## [Work to be completed]
Write out the data below exactly as given, without any of its pictures.
○ ○ ○ ○ ○
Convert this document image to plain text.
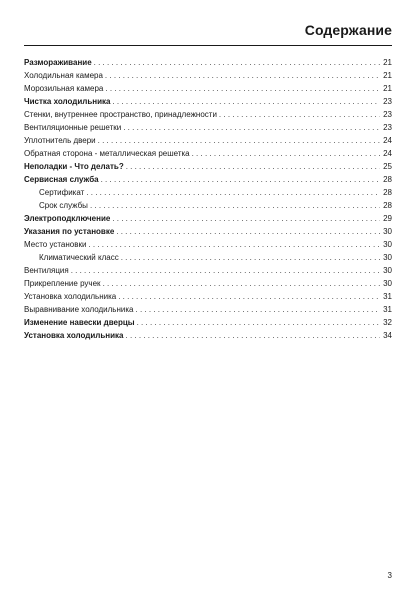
Содержание
Размораживание . . .	21
Холодильная камера . . .	21
Морозильная камера . . .	21
Чистка холодильника . . .	23
Стенки, внутреннее пространство, принадлежности . . .	23
Вентиляционные решетки . . .	23
Уплотнитель двери . . .	24
Обратная сторона - металлическая решетка . . .	24
Неполадки - Что делать? . . .	25
Сервисная служба . . .	28
Сертификат . . .	28
Срок службы . . .	28
Электроподключение . . .	29
Указания по установке . . .	30
Место установки . . .	30
Климатический класс . . .	30
Вентиляция . . .	30
Прикрепление ручек . . .	30
Установка холодильника . . .	31
Выравнивание холодильника . . .	31
Изменение навески дверцы . . .	32
Установка холодильника . . .	34
3
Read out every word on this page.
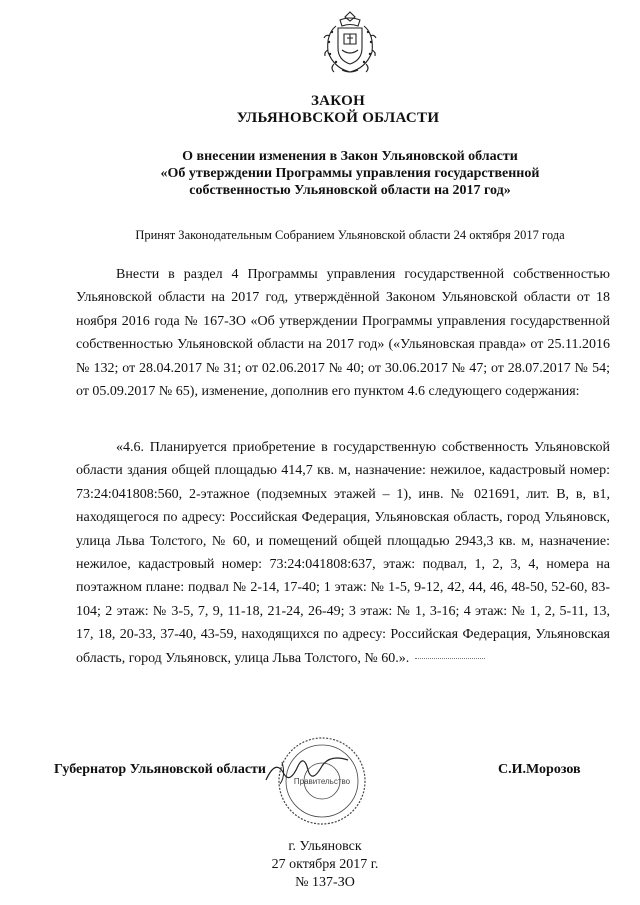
ЗАКОН
УЛЬЯНОВСКОЙ ОБЛАСТИ
О внесении изменения в Закон Ульяновской области
«Об утверждении Программы управления государственной
собственностью Ульяновской области на 2017 год»
Принят Законодательным Собранием Ульяновской области 24 октября 2017 года

Внести в раздел 4 Программы управления государственной собственностью Ульяновской области на 2017 год, утверждённой Законом Ульяновской области от 18 ноября 2016 года № 167-ЗО «Об утверждении Программы управления государственной собственностью Ульяновской области на 2017 год» («Ульяновская правда» от 25.11.2016 № 132; от 28.04.2017 № 31; от 02.06.2017 № 40; от 30.06.2017 № 47; от 28.07.2017 № 54; от 05.09.2017 № 65), изменение, дополнив его пунктом 4.6 следующего содержания:

«4.6. Планируется приобретение в государственную собственность Ульяновской области здания общей площадью 414,7 кв. м, назначение: нежилое, кадастровый номер: 73:24:041808:560, 2-этажное (подземных этажей – 1), инв. № 021691, лит. В, в, в1, находящегося по адресу: Российская Федерация, Ульяновская область, город Ульяновск, улица Льва Толстого, № 60, и помещений общей площадью 2943,3 кв. м, назначение: нежилое, кадастровый номер: 73:24:041808:637, этаж: подвал, 1, 2, 3, 4, номера на поэтажном плане: подвал № 2-14, 17-40; 1 этаж: № 1-5, 9-12, 42, 44, 46, 48-50, 52-60, 83-104; 2 этаж: № 3-5, 7, 9, 11-18, 21-24, 26-49; 3 этаж: № 1, 3-16; 4 этаж: № 1, 2, 5-11, 13, 17, 18, 20-33, 37-40, 43-59, находящихся по адресу: Российская Федерация, Ульяновская область, город Ульяновск, улица Льва Толстого, № 60.».

Губернатор Ульяновской области
Правительство
С.И.Морозов
г. Ульяновск
27 октября 2017 г.
№ 137-ЗО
○ ○ ○ ○ ○
## [Answer to the task]
Convert this document image to plain text.
Содержание
Размораживание . . .	21
Холодильная камера . . .	21
Морозильная камера . . .	21
Чистка холодильника . . .	23
Стенки, внутреннее пространство, принадлежности . . .	23
Вентиляционные решетки . . .	23
Уплотнитель двери . . .	24
Обратная сторона - металлическая решетка . . .	24
Неполадки - Что делать? . . .	25
Сервисная служба . . .	28
Сертификат . . .	28
Срок службы . . .	28
Электроподключение . . .	29
Указания по установке . . .	30
Место установки . . .	30
Климатический класс . . .	30
Вентиляция . . .	30
Прикрепление ручек . . .	30
Установка холодильника . . .	31
Выравнивание холодильника . . .	31
Изменение навески дверцы . . .	32
Установка холодильника . . .	34
3
Read out every word on this page.
ЗАКОН
УЛЬЯНОВСКОЙ ОБЛАСТИ
О внесении изменения в Закон Ульяновской области
«Об утверждении Программы управления государственной
собственностью Ульяновской области на 2017 год»
Принят Законодательным Собранием Ульяновской области 24 октября 2017 года

Внести в раздел 4 Программы управления государственной собственностью Ульяновской области на 2017 год, утверждённой Законом Ульяновской области от 18 ноября 2016 года № 167-ЗО «Об утверждении Программы управления государственной собственностью Ульяновской области на 2017 год» («Ульяновская правда» от 25.11.2016 № 132; от 28.04.2017 № 31; от 02.06.2017 № 40; от 30.06.2017 № 47; от 28.07.2017 № 54; от 05.09.2017 № 65), изменение, дополнив его пунктом 4.6 следующего содержания:

«4.6. Планируется приобретение в государственную собственность Ульяновской области здания общей площадью 414,7 кв. м, назначение: нежилое, кадастровый номер: 73:24:041808:560, 2-этажное (подземных этажей – 1), инв. № 021691, лит. В, в, в1, находящегося по адресу: Российская Федерация, Ульяновская область, город Ульяновск, улица Льва Толстого, № 60, и помещений общей площадью 2943,3 кв. м, назначение: нежилое, кадастровый номер: 73:24:041808:637, этаж: подвал, 1, 2, 3, 4, номера на поэтажном плане: подвал № 2-14, 17-40; 1 этаж: № 1-5, 9-12, 42, 44, 46, 48-50, 52-60, 83-104; 2 этаж: № 3-5, 7, 9, 11-18, 21-24, 26-49; 3 этаж: № 1, 3-16; 4 этаж: № 1, 2, 5-11, 13, 17, 18, 20-33, 37-40, 43-59, находящихся по адресу: Российская Федерация, Ульяновская область, город Ульяновск, улица Льва Толстого, № 60.».

Губернатор Ульяновской области
Правительство
С.И.Морозов
г. Ульяновск
27 октября 2017 г.
№ 137-ЗО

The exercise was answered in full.